◆ Instruction ◆
Your task is to output the listing word for word, with pictures excluded.

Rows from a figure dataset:
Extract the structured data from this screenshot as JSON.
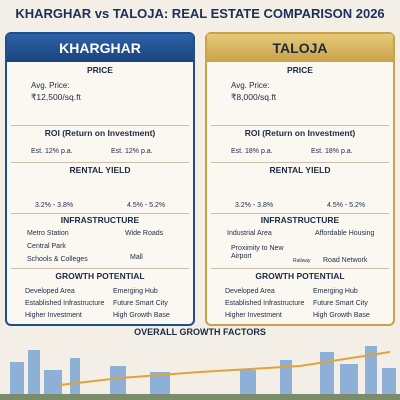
{
  "header": {
    "title": "KHARGHAR vs TALOJA: REAL ESTATE COMPARISON 2026"
  },
  "panels": [
    {
      "name": "KHARGHAR",
      "price": {
        "heading": "PRICE",
        "label": "Avg. Price:",
        "value": "₹12,500/sq.ft"
      },
      "roi": {
        "heading": "ROI (Return on Investment)",
        "values": [
          "Est. 12% p.a.",
          "Est. 12% p.a."
        ]
      },
      "rental": {
        "heading": "RENTAL YIELD",
        "values": [
          "3.2% - 3.8%",
          "4.5% - 5.2%"
        ]
      },
      "infrastructure": {
        "heading": "INFRASTRUCTURE",
        "items": [
          "Metro Station",
          "Wide Roads",
          "Central Park",
          "Schools & Colleges",
          "Mall"
        ]
      },
      "growth": {
        "heading": "GROWTH POTENTIAL",
        "items": [
          "Developed Area",
          "Emerging Hub",
          "Established Infrastructure",
          "Future Smart City",
          "Higher Investment",
          "High Growth Base"
        ]
      }
    },
    {
      "name": "TALOJA",
      "price": {
        "heading": "PRICE",
        "label": "Avg. Price:",
        "value": "₹8,000/sq.ft"
      },
      "roi": {
        "heading": "ROI (Return on Investment)",
        "values": [
          "Est. 18% p.a.",
          "Est. 18% p.a."
        ]
      },
      "rental": {
        "heading": "RENTAL YIELD",
        "values": [
          "3.2% - 3.8%",
          "4.5% - 5.2%"
        ]
      },
      "infrastructure": {
        "heading": "INFRASTRUCTURE",
        "items": [
          "Industrial Area",
          "Affordable Housing",
          "Proximity to New Airport",
          "Railway",
          "Road Network"
        ]
      },
      "growth": {
        "heading": "GROWTH POTENTIAL",
        "items": [
          "Developed Area",
          "Emerging Hub",
          "Established Infrastructure",
          "Future Smart City",
          "Higher Investment",
          "High Growth Base"
        ]
      }
    }
  ],
  "footer": {
    "title": "OVERALL GROWTH FACTORS"
  }
}
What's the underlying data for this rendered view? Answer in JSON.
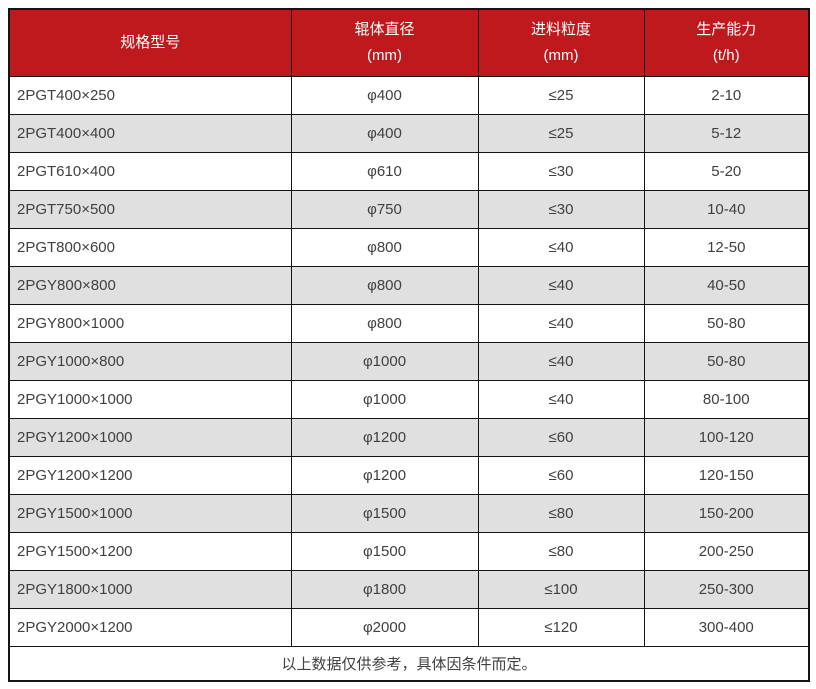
{
  "table": {
    "columns": [
      {
        "label": "规格型号",
        "unit": ""
      },
      {
        "label": "辊体直径",
        "unit": "(mm)"
      },
      {
        "label": "进料粒度",
        "unit": "(mm)"
      },
      {
        "label": "生产能力",
        "unit": "(t/h)"
      }
    ],
    "rows": [
      [
        "2PGT400×250",
        "φ400",
        "≤25",
        "2-10"
      ],
      [
        "2PGT400×400",
        "φ400",
        "≤25",
        "5-12"
      ],
      [
        "2PGT610×400",
        "φ610",
        "≤30",
        "5-20"
      ],
      [
        "2PGT750×500",
        "φ750",
        "≤30",
        "10-40"
      ],
      [
        "2PGT800×600",
        "φ800",
        "≤40",
        "12-50"
      ],
      [
        "2PGY800×800",
        "φ800",
        "≤40",
        "40-50"
      ],
      [
        "2PGY800×1000",
        "φ800",
        "≤40",
        "50-80"
      ],
      [
        "2PGY1000×800",
        "φ1000",
        "≤40",
        "50-80"
      ],
      [
        "2PGY1000×1000",
        "φ1000",
        "≤40",
        "80-100"
      ],
      [
        "2PGY1200×1000",
        "φ1200",
        "≤60",
        "100-120"
      ],
      [
        "2PGY1200×1200",
        "φ1200",
        "≤60",
        "120-150"
      ],
      [
        "2PGY1500×1000",
        "φ1500",
        "≤80",
        "150-200"
      ],
      [
        "2PGY1500×1200",
        "φ1500",
        "≤80",
        "200-250"
      ],
      [
        "2PGY1800×1000",
        "φ1800",
        "≤100",
        "250-300"
      ],
      [
        "2PGY2000×1200",
        "φ2000",
        "≤120",
        "300-400"
      ]
    ],
    "footnote": "以上数据仅供参考，具体因条件而定。",
    "colors": {
      "header_bg": "#be1a1d",
      "header_text": "#ffffff",
      "row_bg": "#ffffff",
      "row_alt_bg": "#e0e0e0",
      "border": "#141414",
      "text": "#404040"
    }
  },
  "chart_data": {
    "type": "table",
    "title": "",
    "columns": [
      "规格型号",
      "辊体直径 (mm)",
      "进料粒度 (mm)",
      "生产能力 (t/h)"
    ],
    "rows": [
      [
        "2PGT400×250",
        "φ400",
        "≤25",
        "2-10"
      ],
      [
        "2PGT400×400",
        "φ400",
        "≤25",
        "5-12"
      ],
      [
        "2PGT610×400",
        "φ610",
        "≤30",
        "5-20"
      ],
      [
        "2PGT750×500",
        "φ750",
        "≤30",
        "10-40"
      ],
      [
        "2PGT800×600",
        "φ800",
        "≤40",
        "12-50"
      ],
      [
        "2PGY800×800",
        "φ800",
        "≤40",
        "40-50"
      ],
      [
        "2PGY800×1000",
        "φ800",
        "≤40",
        "50-80"
      ],
      [
        "2PGY1000×800",
        "φ1000",
        "≤40",
        "50-80"
      ],
      [
        "2PGY1000×1000",
        "φ1000",
        "≤40",
        "80-100"
      ],
      [
        "2PGY1200×1000",
        "φ1200",
        "≤60",
        "100-120"
      ],
      [
        "2PGY1200×1200",
        "φ1200",
        "≤60",
        "120-150"
      ],
      [
        "2PGY1500×1000",
        "φ1500",
        "≤80",
        "150-200"
      ],
      [
        "2PGY1500×1200",
        "φ1500",
        "≤80",
        "200-250"
      ],
      [
        "2PGY1800×1000",
        "φ1800",
        "≤100",
        "250-300"
      ],
      [
        "2PGY2000×1200",
        "φ2000",
        "≤120",
        "300-400"
      ]
    ],
    "footnote": "以上数据仅供参考，具体因条件而定。"
  }
}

◆ Exercise output ◆
Extract the structured data from this screenshot as JSON.
{
  "header": {
    "title": "KHARGHAR vs TALOJA: REAL ESTATE COMPARISON 2026"
  },
  "panels": [
    {
      "name": "KHARGHAR",
      "price": {
        "heading": "PRICE",
        "label": "Avg. Price:",
        "value": "₹12,500/sq.ft"
      },
      "roi": {
        "heading": "ROI (Return on Investment)",
        "values": [
          "Est. 12% p.a.",
          "Est. 12% p.a."
        ]
      },
      "rental": {
        "heading": "RENTAL YIELD",
        "values": [
          "3.2% - 3.8%",
          "4.5% - 5.2%"
        ]
      },
      "infrastructure": {
        "heading": "INFRASTRUCTURE",
        "items": [
          "Metro Station",
          "Wide Roads",
          "Central Park",
          "Schools & Colleges",
          "Mall"
        ]
      },
      "growth": {
        "heading": "GROWTH POTENTIAL",
        "items": [
          "Developed Area",
          "Emerging Hub",
          "Established Infrastructure",
          "Future Smart City",
          "Higher Investment",
          "High Growth Base"
        ]
      }
    },
    {
      "name": "TALOJA",
      "price": {
        "heading": "PRICE",
        "label": "Avg. Price:",
        "value": "₹8,000/sq.ft"
      },
      "roi": {
        "heading": "ROI (Return on Investment)",
        "values": [
          "Est. 18% p.a.",
          "Est. 18% p.a."
        ]
      },
      "rental": {
        "heading": "RENTAL YIELD",
        "values": [
          "3.2% - 3.8%",
          "4.5% - 5.2%"
        ]
      },
      "infrastructure": {
        "heading": "INFRASTRUCTURE",
        "items": [
          "Industrial Area",
          "Affordable Housing",
          "Proximity to New Airport",
          "Railway",
          "Road Network"
        ]
      },
      "growth": {
        "heading": "GROWTH POTENTIAL",
        "items": [
          "Developed Area",
          "Emerging Hub",
          "Established Infrastructure",
          "Future Smart City",
          "Higher Investment",
          "High Growth Base"
        ]
      }
    }
  ],
  "footer": {
    "title": "OVERALL GROWTH FACTORS"
  }
}
What's the underlying data for this rendered view? Answer in JSON.
{
  "table": {
    "columns": [
      {
        "label": "规格型号",
        "unit": ""
      },
      {
        "label": "辊体直径",
        "unit": "(mm)"
      },
      {
        "label": "进料粒度",
        "unit": "(mm)"
      },
      {
        "label": "生产能力",
        "unit": "(t/h)"
      }
    ],
    "rows": [
      [
        "2PGT400×250",
        "φ400",
        "≤25",
        "2-10"
      ],
      [
        "2PGT400×400",
        "φ400",
        "≤25",
        "5-12"
      ],
      [
        "2PGT610×400",
        "φ610",
        "≤30",
        "5-20"
      ],
      [
        "2PGT750×500",
        "φ750",
        "≤30",
        "10-40"
      ],
      [
        "2PGT800×600",
        "φ800",
        "≤40",
        "12-50"
      ],
      [
        "2PGY800×800",
        "φ800",
        "≤40",
        "40-50"
      ],
      [
        "2PGY800×1000",
        "φ800",
        "≤40",
        "50-80"
      ],
      [
        "2PGY1000×800",
        "φ1000",
        "≤40",
        "50-80"
      ],
      [
        "2PGY1000×1000",
        "φ1000",
        "≤40",
        "80-100"
      ],
      [
        "2PGY1200×1000",
        "φ1200",
        "≤60",
        "100-120"
      ],
      [
        "2PGY1200×1200",
        "φ1200",
        "≤60",
        "120-150"
      ],
      [
        "2PGY1500×1000",
        "φ1500",
        "≤80",
        "150-200"
      ],
      [
        "2PGY1500×1200",
        "φ1500",
        "≤80",
        "200-250"
      ],
      [
        "2PGY1800×1000",
        "φ1800",
        "≤100",
        "250-300"
      ],
      [
        "2PGY2000×1200",
        "φ2000",
        "≤120",
        "300-400"
      ]
    ],
    "footnote": "以上数据仅供参考，具体因条件而定。",
    "colors": {
      "header_bg": "#be1a1d",
      "header_text": "#ffffff",
      "row_bg": "#ffffff",
      "row_alt_bg": "#e0e0e0",
      "border": "#141414",
      "text": "#404040"
    }
  },
  "chart_data": {
    "type": "table",
    "title": "",
    "columns": [
      "规格型号",
      "辊体直径 (mm)",
      "进料粒度 (mm)",
      "生产能力 (t/h)"
    ],
    "rows": [
      [
        "2PGT400×250",
        "φ400",
        "≤25",
        "2-10"
      ],
      [
        "2PGT400×400",
        "φ400",
        "≤25",
        "5-12"
      ],
      [
        "2PGT610×400",
        "φ610",
        "≤30",
        "5-20"
      ],
      [
        "2PGT750×500",
        "φ750",
        "≤30",
        "10-40"
      ],
      [
        "2PGT800×600",
        "φ800",
        "≤40",
        "12-50"
      ],
      [
        "2PGY800×800",
        "φ800",
        "≤40",
        "40-50"
      ],
      [
        "2PGY800×1000",
        "φ800",
        "≤40",
        "50-80"
      ],
      [
        "2PGY1000×800",
        "φ1000",
        "≤40",
        "50-80"
      ],
      [
        "2PGY1000×1000",
        "φ1000",
        "≤40",
        "80-100"
      ],
      [
        "2PGY1200×1000",
        "φ1200",
        "≤60",
        "100-120"
      ],
      [
        "2PGY1200×1200",
        "φ1200",
        "≤60",
        "120-150"
      ],
      [
        "2PGY1500×1000",
        "φ1500",
        "≤80",
        "150-200"
      ],
      [
        "2PGY1500×1200",
        "φ1500",
        "≤80",
        "200-250"
      ],
      [
        "2PGY1800×1000",
        "φ1800",
        "≤100",
        "250-300"
      ],
      [
        "2PGY2000×1200",
        "φ2000",
        "≤120",
        "300-400"
      ]
    ],
    "footnote": "以上数据仅供参考，具体因条件而定。"
  }
}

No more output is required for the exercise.